= Quoted text =
• • • • •

SUMMARY OF THE INVENTION
[0014] An objective of the present invention is to provide a
three-dimensional display device and a method for driving the same,
which are capable of solving the problem of the crosstalk
phenomenon caused by the pixel voltages which are insufficiently
charged when the frames are driven with the two-frame
inversion.
[0015] To achieve the above-mentioned objective, a
three-dimensional display device according to an aspect of the
present invention is driven with the two-frame inversion. The
three-dimensional display device comprises a display panel, a
timing controller, a gamma voltage generator, and at least one
source driving circuit. The display panel comprises a plurality of
pixels. The timing controller provides an image data and provides a
first group of gamma voltages or a second group of gamma voltages.

• • • • •

= What you will do =
**A.** Answer these about the invention summary:
(i) With what kind of inversion is the three-dimensional display device driven?
(ii) What causes the crosstalk phenomenon that the invention aims to solve?
(iii) Besides image data, what does the timing controller provide?
**B.** From the invention summary, extract everything from "[0015] To achieve" down to "of gamma voltages.", copying it word for word.

• • • • •

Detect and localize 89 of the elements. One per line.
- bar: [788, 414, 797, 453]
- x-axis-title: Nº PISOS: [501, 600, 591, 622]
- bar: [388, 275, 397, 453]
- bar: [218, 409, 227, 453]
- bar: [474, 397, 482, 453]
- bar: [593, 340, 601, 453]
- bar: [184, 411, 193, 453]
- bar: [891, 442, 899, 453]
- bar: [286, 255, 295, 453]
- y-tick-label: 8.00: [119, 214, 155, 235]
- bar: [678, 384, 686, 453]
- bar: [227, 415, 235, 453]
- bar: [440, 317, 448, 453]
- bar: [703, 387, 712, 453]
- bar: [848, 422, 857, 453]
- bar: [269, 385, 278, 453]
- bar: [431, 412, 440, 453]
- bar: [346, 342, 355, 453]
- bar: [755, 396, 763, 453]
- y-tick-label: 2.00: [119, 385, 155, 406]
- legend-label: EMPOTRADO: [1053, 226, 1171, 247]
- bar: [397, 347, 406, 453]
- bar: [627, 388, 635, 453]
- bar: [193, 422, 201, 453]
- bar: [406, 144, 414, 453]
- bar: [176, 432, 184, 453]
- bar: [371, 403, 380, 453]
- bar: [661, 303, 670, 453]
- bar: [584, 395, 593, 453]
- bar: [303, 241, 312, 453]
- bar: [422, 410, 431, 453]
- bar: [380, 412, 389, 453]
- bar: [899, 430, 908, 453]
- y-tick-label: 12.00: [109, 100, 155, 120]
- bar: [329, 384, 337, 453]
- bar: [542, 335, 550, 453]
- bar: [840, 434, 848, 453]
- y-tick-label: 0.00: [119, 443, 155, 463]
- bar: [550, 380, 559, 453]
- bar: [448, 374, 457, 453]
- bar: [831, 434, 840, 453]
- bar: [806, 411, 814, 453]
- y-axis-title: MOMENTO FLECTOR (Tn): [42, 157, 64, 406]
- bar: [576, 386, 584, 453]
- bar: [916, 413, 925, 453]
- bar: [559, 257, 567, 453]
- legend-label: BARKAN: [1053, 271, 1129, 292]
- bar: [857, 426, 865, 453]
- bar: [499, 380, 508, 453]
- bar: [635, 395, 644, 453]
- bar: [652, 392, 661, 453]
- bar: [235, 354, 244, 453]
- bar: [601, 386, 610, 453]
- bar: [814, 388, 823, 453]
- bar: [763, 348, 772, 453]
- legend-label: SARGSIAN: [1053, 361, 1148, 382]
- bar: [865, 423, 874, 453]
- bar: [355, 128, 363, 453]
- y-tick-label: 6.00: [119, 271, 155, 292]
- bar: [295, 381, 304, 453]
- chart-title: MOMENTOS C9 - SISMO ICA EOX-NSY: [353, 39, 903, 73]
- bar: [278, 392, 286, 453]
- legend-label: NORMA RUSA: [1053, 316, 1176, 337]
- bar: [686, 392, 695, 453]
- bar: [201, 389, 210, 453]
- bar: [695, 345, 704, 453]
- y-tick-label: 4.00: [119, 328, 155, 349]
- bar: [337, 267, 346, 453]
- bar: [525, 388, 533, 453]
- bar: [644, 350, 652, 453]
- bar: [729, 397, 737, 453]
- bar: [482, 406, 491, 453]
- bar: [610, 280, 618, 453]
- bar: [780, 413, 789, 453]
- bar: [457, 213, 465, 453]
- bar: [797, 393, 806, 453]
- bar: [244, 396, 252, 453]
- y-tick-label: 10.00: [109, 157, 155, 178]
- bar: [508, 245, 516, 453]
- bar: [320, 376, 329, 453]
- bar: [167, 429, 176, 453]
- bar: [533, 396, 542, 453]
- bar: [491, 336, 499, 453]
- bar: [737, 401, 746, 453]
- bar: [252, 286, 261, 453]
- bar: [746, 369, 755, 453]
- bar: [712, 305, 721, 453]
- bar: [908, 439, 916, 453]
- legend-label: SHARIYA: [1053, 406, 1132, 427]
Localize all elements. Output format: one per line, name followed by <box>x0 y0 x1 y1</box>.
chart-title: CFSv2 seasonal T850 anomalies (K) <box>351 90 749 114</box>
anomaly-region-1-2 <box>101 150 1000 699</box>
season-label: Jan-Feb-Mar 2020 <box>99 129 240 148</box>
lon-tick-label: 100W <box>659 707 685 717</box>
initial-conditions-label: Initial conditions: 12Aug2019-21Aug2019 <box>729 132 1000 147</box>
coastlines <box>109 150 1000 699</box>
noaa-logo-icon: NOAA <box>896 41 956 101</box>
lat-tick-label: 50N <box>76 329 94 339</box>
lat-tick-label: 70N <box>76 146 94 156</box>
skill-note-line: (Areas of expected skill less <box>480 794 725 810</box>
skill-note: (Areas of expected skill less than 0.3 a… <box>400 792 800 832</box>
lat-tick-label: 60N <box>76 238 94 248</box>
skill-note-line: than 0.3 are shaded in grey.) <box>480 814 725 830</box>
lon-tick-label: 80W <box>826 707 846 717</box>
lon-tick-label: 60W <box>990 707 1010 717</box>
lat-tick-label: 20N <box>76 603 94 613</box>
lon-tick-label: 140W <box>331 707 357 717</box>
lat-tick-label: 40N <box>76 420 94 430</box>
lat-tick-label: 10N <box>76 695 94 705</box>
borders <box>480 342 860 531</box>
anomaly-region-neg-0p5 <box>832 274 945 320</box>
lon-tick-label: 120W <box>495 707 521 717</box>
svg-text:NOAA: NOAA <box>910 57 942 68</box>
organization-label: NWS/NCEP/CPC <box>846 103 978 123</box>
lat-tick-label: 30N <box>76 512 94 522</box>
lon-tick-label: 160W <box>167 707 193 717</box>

• • • • •

= Answers to the problems =
**A.**
(i) Two-frame inversion.
(ii) Pixel voltages that are insufficiently charged when the frames are driven with the two-frame inversion.
(iii) A first group of gamma voltages or a second group of gamma voltages.

**B.**
[0015] To achieve the above-mentioned objective, a
three-dimensional display device according to an aspect of the
present invention is driven with the two-frame inversion. The
three-dimensional display device comprises a display panel, a
timing controller, a gamma voltage generator, and at least one
source driving circuit. The display panel comprises a plurality of
pixels. The timing controller provides an image data and provides a
first group of gamma voltages or a second group of gamma voltages.